START Materials provided

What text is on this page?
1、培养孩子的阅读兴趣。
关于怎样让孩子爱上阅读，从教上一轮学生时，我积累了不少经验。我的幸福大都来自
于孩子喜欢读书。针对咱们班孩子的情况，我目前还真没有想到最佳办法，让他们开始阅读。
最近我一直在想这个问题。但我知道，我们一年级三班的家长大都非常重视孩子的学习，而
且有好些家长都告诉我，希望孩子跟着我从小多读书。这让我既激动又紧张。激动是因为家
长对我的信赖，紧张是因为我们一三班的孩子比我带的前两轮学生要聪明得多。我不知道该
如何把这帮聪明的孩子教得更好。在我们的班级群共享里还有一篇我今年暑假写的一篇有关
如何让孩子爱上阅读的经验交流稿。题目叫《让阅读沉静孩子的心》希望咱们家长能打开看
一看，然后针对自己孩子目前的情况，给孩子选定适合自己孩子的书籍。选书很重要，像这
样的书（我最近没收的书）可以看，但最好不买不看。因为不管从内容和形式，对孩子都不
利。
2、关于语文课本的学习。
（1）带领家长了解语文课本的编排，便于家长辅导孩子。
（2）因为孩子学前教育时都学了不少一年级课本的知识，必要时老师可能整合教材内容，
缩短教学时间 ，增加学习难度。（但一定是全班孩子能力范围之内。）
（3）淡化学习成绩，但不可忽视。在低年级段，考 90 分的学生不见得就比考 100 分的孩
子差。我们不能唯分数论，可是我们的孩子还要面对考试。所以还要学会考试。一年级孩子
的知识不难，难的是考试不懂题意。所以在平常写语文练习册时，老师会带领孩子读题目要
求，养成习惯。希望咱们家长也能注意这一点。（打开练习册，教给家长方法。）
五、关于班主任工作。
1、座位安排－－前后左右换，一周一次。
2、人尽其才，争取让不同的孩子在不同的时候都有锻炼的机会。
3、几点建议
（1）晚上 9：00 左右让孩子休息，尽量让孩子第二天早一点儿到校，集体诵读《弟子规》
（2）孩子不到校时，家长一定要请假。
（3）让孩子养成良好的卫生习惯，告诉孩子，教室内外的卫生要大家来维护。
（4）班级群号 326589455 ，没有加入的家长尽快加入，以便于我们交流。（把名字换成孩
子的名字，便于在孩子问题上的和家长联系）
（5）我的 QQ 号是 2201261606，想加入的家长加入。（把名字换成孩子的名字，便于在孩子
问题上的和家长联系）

END Materials provided

Transcribe every entry word for word.

▶ [Task response]
What text is on this page?
1、培养孩子的阅读兴趣。
关于怎样让孩子爱上阅读，从教上一轮学生时，我积累了不少经验。我的幸福大都来自
于孩子喜欢读书。针对咱们班孩子的情况，我目前还真没有想到最佳办法，让他们开始阅读。
最近我一直在想这个问题。但我知道，我们一年级三班的家长大都非常重视孩子的学习，而
且有好些家长都告诉我，希望孩子跟着我从小多读书。这让我既激动又紧张。激动是因为家
长对我的信赖，紧张是因为我们一三班的孩子比我带的前两轮学生要聪明得多。我不知道该
如何把这帮聪明的孩子教得更好。在我们的班级群共享里还有一篇我今年暑假写的一篇有关
如何让孩子爱上阅读的经验交流稿。题目叫《让阅读沉静孩子的心》希望咱们家长能打开看
一看，然后针对自己孩子目前的情况，给孩子选定适合自己孩子的书籍。选书很重要，像这
样的书（我最近没收的书）可以看，但最好不买不看。因为不管从内容和形式，对孩子都不
利。
2、关于语文课本的学习。
（1）带领家长了解语文课本的编排，便于家长辅导孩子。
（2）因为孩子学前教育时都学了不少一年级课本的知识，必要时老师可能整合教材内容，
缩短教学时间 ，增加学习难度。（但一定是全班孩子能力范围之内。）
（3）淡化学习成绩，但不可忽视。在低年级段，考 90 分的学生不见得就比考 100 分的孩
子差。我们不能唯分数论，可是我们的孩子还要面对考试。所以还要学会考试。一年级孩子
的知识不难，难的是考试不懂题意。所以在平常写语文练习册时，老师会带领孩子读题目要
求，养成习惯。希望咱们家长也能注意这一点。（打开练习册，教给家长方法。）
五、关于班主任工作。
1、座位安排－－前后左右换，一周一次。
2、人尽其才，争取让不同的孩子在不同的时候都有锻炼的机会。
3、几点建议
（1）晚上 9：00 左右让孩子休息，尽量让孩子第二天早一点儿到校，集体诵读《弟子规》
（2）孩子不到校时，家长一定要请假。
（3）让孩子养成良好的卫生习惯，告诉孩子，教室内外的卫生要大家来维护。
（4）班级群号 326589455 ，没有加入的家长尽快加入，以便于我们交流。（把名字换成孩
子的名字，便于在孩子问题上的和家长联系）
（5）我的 QQ 号是 2201261606，想加入的家长加入。（把名字换成孩子的名字，便于在孩子
问题上的和家长联系）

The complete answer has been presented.